● **Task description**
Repeat the whole listing below, word for word.

------------------------------------------------------------------------

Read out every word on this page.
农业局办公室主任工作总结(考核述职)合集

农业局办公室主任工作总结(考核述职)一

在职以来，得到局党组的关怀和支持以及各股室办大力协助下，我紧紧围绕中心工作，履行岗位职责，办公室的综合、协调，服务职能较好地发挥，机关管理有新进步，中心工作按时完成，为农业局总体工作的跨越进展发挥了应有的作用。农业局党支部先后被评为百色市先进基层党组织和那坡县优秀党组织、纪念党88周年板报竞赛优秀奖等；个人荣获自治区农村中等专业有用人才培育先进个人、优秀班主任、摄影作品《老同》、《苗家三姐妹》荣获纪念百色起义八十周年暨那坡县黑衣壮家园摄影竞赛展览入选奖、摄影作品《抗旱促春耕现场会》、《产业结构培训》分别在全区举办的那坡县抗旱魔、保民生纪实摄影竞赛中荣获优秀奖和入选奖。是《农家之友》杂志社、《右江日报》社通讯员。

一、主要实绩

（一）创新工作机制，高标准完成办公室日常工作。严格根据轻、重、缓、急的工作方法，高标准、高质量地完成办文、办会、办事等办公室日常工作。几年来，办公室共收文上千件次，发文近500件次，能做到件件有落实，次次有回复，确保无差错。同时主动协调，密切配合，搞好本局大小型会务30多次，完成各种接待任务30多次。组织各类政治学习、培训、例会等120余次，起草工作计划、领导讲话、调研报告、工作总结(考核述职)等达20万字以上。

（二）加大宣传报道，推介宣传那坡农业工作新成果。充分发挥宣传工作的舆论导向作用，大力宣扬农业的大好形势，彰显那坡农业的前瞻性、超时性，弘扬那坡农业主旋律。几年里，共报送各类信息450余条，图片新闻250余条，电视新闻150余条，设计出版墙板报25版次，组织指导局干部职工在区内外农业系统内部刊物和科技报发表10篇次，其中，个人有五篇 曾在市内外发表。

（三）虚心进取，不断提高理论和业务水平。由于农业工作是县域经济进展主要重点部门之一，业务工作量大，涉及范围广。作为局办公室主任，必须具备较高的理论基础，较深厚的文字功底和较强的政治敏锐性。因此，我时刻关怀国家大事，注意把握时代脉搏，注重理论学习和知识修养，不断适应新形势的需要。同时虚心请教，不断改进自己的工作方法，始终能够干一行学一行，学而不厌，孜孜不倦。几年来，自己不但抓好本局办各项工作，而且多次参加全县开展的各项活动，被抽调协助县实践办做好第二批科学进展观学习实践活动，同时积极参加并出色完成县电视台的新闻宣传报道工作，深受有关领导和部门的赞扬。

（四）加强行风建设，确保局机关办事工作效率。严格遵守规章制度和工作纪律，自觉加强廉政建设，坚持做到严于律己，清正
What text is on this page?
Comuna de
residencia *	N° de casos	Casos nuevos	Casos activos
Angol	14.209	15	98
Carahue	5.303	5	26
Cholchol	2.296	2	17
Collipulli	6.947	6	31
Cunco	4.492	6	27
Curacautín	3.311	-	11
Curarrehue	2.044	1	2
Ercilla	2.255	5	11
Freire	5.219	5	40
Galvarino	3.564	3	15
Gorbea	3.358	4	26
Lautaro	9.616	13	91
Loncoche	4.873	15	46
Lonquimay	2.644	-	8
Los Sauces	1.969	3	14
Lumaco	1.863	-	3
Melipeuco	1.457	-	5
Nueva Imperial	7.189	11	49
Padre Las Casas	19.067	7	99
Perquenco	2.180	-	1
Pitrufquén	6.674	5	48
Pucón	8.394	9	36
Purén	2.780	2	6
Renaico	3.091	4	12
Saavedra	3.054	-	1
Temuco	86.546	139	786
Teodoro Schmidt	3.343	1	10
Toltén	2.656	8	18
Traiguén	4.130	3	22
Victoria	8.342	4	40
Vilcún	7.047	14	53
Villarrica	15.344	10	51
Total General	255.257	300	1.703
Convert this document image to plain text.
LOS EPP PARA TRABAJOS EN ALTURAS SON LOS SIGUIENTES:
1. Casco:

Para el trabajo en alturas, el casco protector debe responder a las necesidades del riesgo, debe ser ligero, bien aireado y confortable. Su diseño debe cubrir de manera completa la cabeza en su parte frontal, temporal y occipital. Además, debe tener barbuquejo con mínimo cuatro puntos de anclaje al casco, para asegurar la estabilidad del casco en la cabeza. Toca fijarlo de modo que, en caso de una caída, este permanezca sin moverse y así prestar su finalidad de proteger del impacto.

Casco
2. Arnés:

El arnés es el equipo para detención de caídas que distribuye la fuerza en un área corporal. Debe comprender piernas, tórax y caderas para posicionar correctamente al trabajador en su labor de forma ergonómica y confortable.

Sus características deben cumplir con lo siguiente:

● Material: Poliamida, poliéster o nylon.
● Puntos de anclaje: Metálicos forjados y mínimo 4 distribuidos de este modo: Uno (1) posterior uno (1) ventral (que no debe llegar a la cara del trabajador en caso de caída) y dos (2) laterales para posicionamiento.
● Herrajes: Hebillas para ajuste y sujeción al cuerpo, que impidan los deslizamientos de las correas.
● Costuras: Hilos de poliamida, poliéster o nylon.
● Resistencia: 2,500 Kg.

------------------------------------------------------------------------

● **Result**
Read out every word on this page.
农业局办公室主任工作总结(考核述职)合集

农业局办公室主任工作总结(考核述职)一

在职以来，得到局党组的关怀和支持以及各股室办大力协助下，我紧紧围绕中心工作，履行岗位职责，办公室的综合、协调，服务职能较好地发挥，机关管理有新进步，中心工作按时完成，为农业局总体工作的跨越进展发挥了应有的作用。农业局党支部先后被评为百色市先进基层党组织和那坡县优秀党组织、纪念党88周年板报竞赛优秀奖等；个人荣获自治区农村中等专业有用人才培育先进个人、优秀班主任、摄影作品《老同》、《苗家三姐妹》荣获纪念百色起义八十周年暨那坡县黑衣壮家园摄影竞赛展览入选奖、摄影作品《抗旱促春耕现场会》、《产业结构培训》分别在全区举办的那坡县抗旱魔、保民生纪实摄影竞赛中荣获优秀奖和入选奖。是《农家之友》杂志社、《右江日报》社通讯员。

一、主要实绩

（一）创新工作机制，高标准完成办公室日常工作。严格根据轻、重、缓、急的工作方法，高标准、高质量地完成办文、办会、办事等办公室日常工作。几年来，办公室共收文上千件次，发文近500件次，能做到件件有落实，次次有回复，确保无差错。同时主动协调，密切配合，搞好本局大小型会务30多次，完成各种接待任务30多次。组织各类政治学习、培训、例会等120余次，起草工作计划、领导讲话、调研报告、工作总结(考核述职)等达20万字以上。

（二）加大宣传报道，推介宣传那坡农业工作新成果。充分发挥宣传工作的舆论导向作用，大力宣扬农业的大好形势，彰显那坡农业的前瞻性、超时性，弘扬那坡农业主旋律。几年里，共报送各类信息450余条，图片新闻250余条，电视新闻150余条，设计出版墙板报25版次，组织指导局干部职工在区内外农业系统内部刊物和科技报发表10篇次，其中，个人有五篇 曾在市内外发表。

（三）虚心进取，不断提高理论和业务水平。由于农业工作是县域经济进展主要重点部门之一，业务工作量大，涉及范围广。作为局办公室主任，必须具备较高的理论基础，较深厚的文字功底和较强的政治敏锐性。因此，我时刻关怀国家大事，注意把握时代脉搏，注重理论学习和知识修养，不断适应新形势的需要。同时虚心请教，不断改进自己的工作方法，始终能够干一行学一行，学而不厌，孜孜不倦。几年来，自己不但抓好本局办各项工作，而且多次参加全县开展的各项活动，被抽调协助县实践办做好第二批科学进展观学习实践活动，同时积极参加并出色完成县电视台的新闻宣传报道工作，深受有关领导和部门的赞扬。

（四）加强行风建设，确保局机关办事工作效率。严格遵守规章制度和工作纪律，自觉加强廉政建设，坚持做到严于律己，清正
What text is on this page?
Comuna de
residencia *	N° de casos	Casos nuevos	Casos activos
Angol	14.209	15	98
Carahue	5.303	5	26
Cholchol	2.296	2	17
Collipulli	6.947	6	31
Cunco	4.492	6	27
Curacautín	3.311	-	11
Curarrehue	2.044	1	2
Ercilla	2.255	5	11
Freire	5.219	5	40
Galvarino	3.564	3	15
Gorbea	3.358	4	26
Lautaro	9.616	13	91
Loncoche	4.873	15	46
Lonquimay	2.644	-	8
Los Sauces	1.969	3	14
Lumaco	1.863	-	3
Melipeuco	1.457	-	5
Nueva Imperial	7.189	11	49
Padre Las Casas	19.067	7	99
Perquenco	2.180	-	1
Pitrufquén	6.674	5	48
Pucón	8.394	9	36
Purén	2.780	2	6
Renaico	3.091	4	12
Saavedra	3.054	-	1
Temuco	86.546	139	786
Teodoro Schmidt	3.343	1	10
Toltén	2.656	8	18
Traiguén	4.130	3	22
Victoria	8.342	4	40
Vilcún	7.047	14	53
Villarrica	15.344	10	51
Total General	255.257	300	1.703
Convert this document image to plain text.
LOS EPP PARA TRABAJOS EN ALTURAS SON LOS SIGUIENTES:
1. Casco:

Para el trabajo en alturas, el casco protector debe responder a las necesidades del riesgo, debe ser ligero, bien aireado y confortable. Su diseño debe cubrir de manera completa la cabeza en su parte frontal, temporal y occipital. Además, debe tener barbuquejo con mínimo cuatro puntos de anclaje al casco, para asegurar la estabilidad del casco en la cabeza. Toca fijarlo de modo que, en caso de una caída, este permanezca sin moverse y así prestar su finalidad de proteger del impacto.

Casco
2. Arnés:

El arnés es el equipo para detención de caídas que distribuye la fuerza en un área corporal. Debe comprender piernas, tórax y caderas para posicionar correctamente al trabajador en su labor de forma ergonómica y confortable.

Sus características deben cumplir con lo siguiente:

● Material: Poliamida, poliéster o nylon.
● Puntos de anclaje: Metálicos forjados y mínimo 4 distribuidos de este modo: Uno (1) posterior uno (1) ventral (que no debe llegar a la cara del trabajador en caso de caída) y dos (2) laterales para posicionamiento.
● Herrajes: Hebillas para ajuste y sujeción al cuerpo, que impidan los deslizamientos de las correas.
● Costuras: Hilos de poliamida, poliéster o nylon.
● Resistencia: 2,500 Kg.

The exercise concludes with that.